読解本文:
第一章においては、アウグスティヌスの『告白録』の全体的な内容についてを確認し、彼の性格面、家族構成、また当時のローマ帝国の教育状況などをみていった。また、幼少期のアウグスティヌスどういったものに興味を抱いていたか、カルタゴへ遊学に行った時何があったかなどをみていった。そして、カルタゴにおいて、アウグスティヌスが何故、マニ教に惹かれ入信するに至ったかを考察した。

 第二章においては、アウグスティヌスが入信したマニ教についての確認を行った。何故、マニ教は一時期世界中に広がったのか、そして、二元論はゾロアスター教からマニ教ではなく、その逆であった可能性を青木健氏の説から紹介した。

 第三章においては、『告白録』から読み取れる、マニ教徒の姿を表そうとした。その結果、アウグスティヌスが何故マニ教に心惹かれ、入信するに至ったかということに関しての考察を行うことが出来た。また、マニ教徒は教義の性格上優秀な弟子も現れておらず、教祖マニの言葉から脱け出すことができずにいたため、キリスト教との派閥争いに敗れてしまったのではないだろうかという一説を提案することができたのではないだろうか。

 アウグスティヌスがマニ教からキリスト教に改宗する時期は、当時のローマ帝国内においてのキリスト教の地位が向上するタイミングとほぼ一致していることから、非常に世俗的な部分があったようにも見える。また、彼の著作のほぼ全てがキリスト教改宗後という点も不審に感じられる一つである。そのため、基本的にはアウグスティヌスに対して厳しい評価していくつもりで本論の準備をしていた。

 しかし、『告白録』を読んでいくと、アウグスティヌスは神に対して自らの罪や人生の過ちについての告白を真摯に行っていた。そして、彼の人生は常に「真理」を求めることに向けられていたというような印象を得た。その「真理」を追い求める過程でマニ教は存在していたのである。そして、アウグスティヌスはマニ教を虚偽の教義であると見抜いた後、キリスト教に改宗した。そこで彼の求めていた「真理」にたどり着いたようである。

課題内容: 次の記述(a)〜(c)が本文の内容と一致するか、それぞれ「はい」または「いいえ」で答え、判断の決め手となる本文の語句を原文のまま引用してください。(a) 第二章では、二元論がマニ教からゾロアスター教へ伝わった可能性が、青木健氏の説に基づいて紹介されている。(b) 筆者は当初、アウグスティヌスを好意的に評価する方針で本論の準備を進めていた。(c) アウグスティヌスがキリスト教に改宗したのは、マニ教の教義が偽りであると見抜いた後である。

記録データ:
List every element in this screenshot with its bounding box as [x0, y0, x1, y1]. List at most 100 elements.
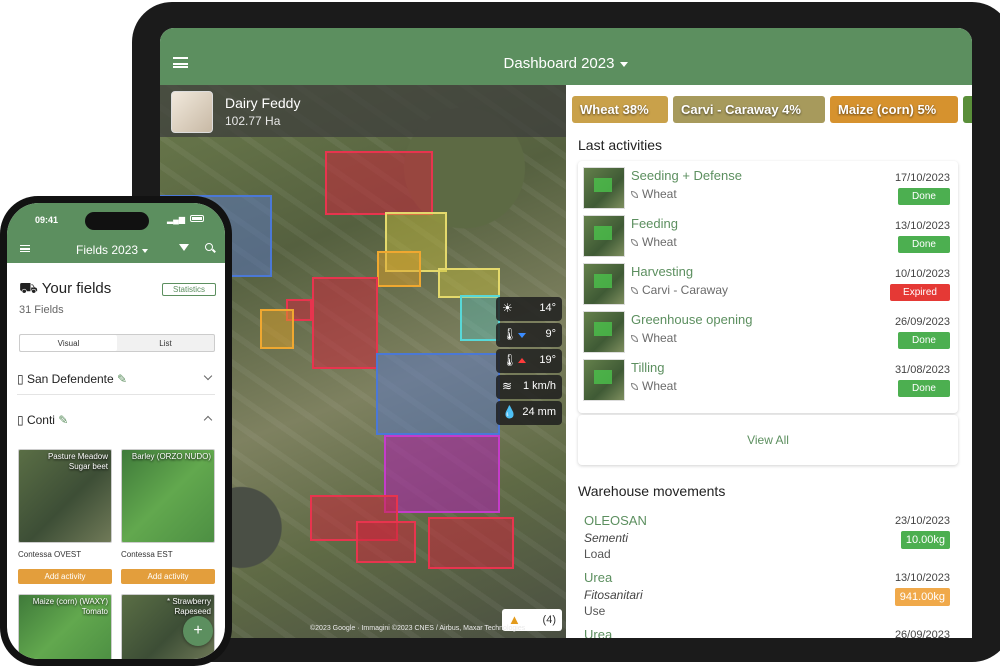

回答:
(a) はい。「二元論はゾロアスター教からマニ教ではなく、その逆であった可能性を青木健氏の説から紹介した」
(b) いいえ。「基本的にはアウグスティヌスに対して厳しい評価していくつもりで本論の準備をしていた」
(c) はい。「アウグスティヌスはマニ教を虚偽の教義であると見抜いた後、キリスト教に改宗した」